- To do
Scan the entries below. List each line with "Cotrimoxazolo".

Extracted records:
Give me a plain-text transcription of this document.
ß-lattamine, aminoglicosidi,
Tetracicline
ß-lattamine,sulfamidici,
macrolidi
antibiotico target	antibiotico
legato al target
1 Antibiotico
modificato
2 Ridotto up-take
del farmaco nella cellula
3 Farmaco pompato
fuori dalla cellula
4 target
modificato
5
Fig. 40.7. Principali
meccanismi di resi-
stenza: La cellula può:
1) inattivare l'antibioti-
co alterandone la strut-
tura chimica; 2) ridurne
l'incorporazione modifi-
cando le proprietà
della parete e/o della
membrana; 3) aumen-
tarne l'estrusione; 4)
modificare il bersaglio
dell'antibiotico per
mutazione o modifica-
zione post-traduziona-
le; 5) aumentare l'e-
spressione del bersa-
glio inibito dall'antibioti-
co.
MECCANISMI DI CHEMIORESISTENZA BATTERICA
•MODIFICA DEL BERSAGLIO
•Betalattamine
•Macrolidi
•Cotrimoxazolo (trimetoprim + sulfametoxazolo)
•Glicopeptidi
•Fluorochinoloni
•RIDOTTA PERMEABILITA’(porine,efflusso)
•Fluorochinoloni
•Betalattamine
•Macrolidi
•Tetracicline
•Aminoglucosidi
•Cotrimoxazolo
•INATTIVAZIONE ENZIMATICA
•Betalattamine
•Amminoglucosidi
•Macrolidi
* * *
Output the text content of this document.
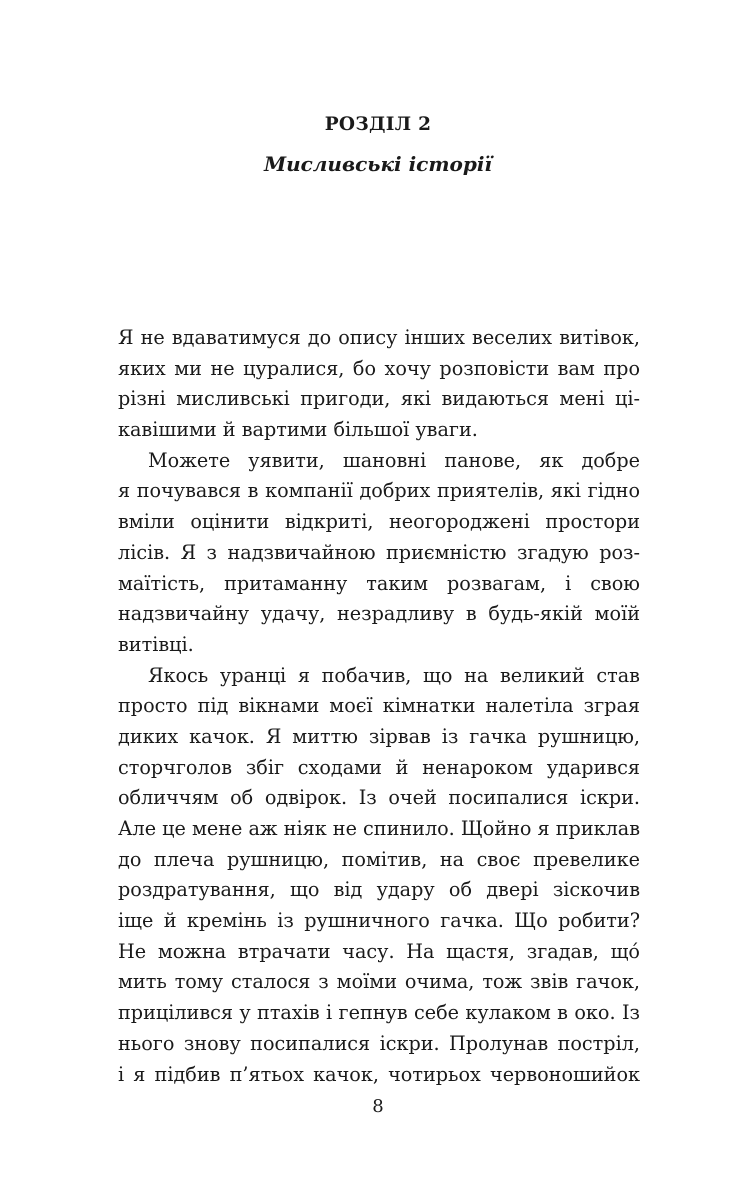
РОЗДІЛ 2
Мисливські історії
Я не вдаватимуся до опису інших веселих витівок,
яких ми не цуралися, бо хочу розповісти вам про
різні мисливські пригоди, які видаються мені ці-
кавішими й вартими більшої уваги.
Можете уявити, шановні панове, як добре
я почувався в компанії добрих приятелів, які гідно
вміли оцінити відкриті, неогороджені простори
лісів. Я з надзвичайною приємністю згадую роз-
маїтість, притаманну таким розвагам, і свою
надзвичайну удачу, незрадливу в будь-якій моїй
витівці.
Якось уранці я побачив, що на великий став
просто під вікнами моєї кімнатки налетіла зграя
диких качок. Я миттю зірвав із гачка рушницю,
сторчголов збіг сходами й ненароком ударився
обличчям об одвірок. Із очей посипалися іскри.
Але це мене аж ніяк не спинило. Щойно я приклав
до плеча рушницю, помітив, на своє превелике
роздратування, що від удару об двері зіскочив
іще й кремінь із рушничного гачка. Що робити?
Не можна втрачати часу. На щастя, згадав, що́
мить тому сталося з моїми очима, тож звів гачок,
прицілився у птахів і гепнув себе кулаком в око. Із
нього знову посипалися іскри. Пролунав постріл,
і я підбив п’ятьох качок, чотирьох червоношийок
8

- Output
•Cotrimoxazolo (trimetoprim + sulfametoxazolo)
•Cotrimoxazolo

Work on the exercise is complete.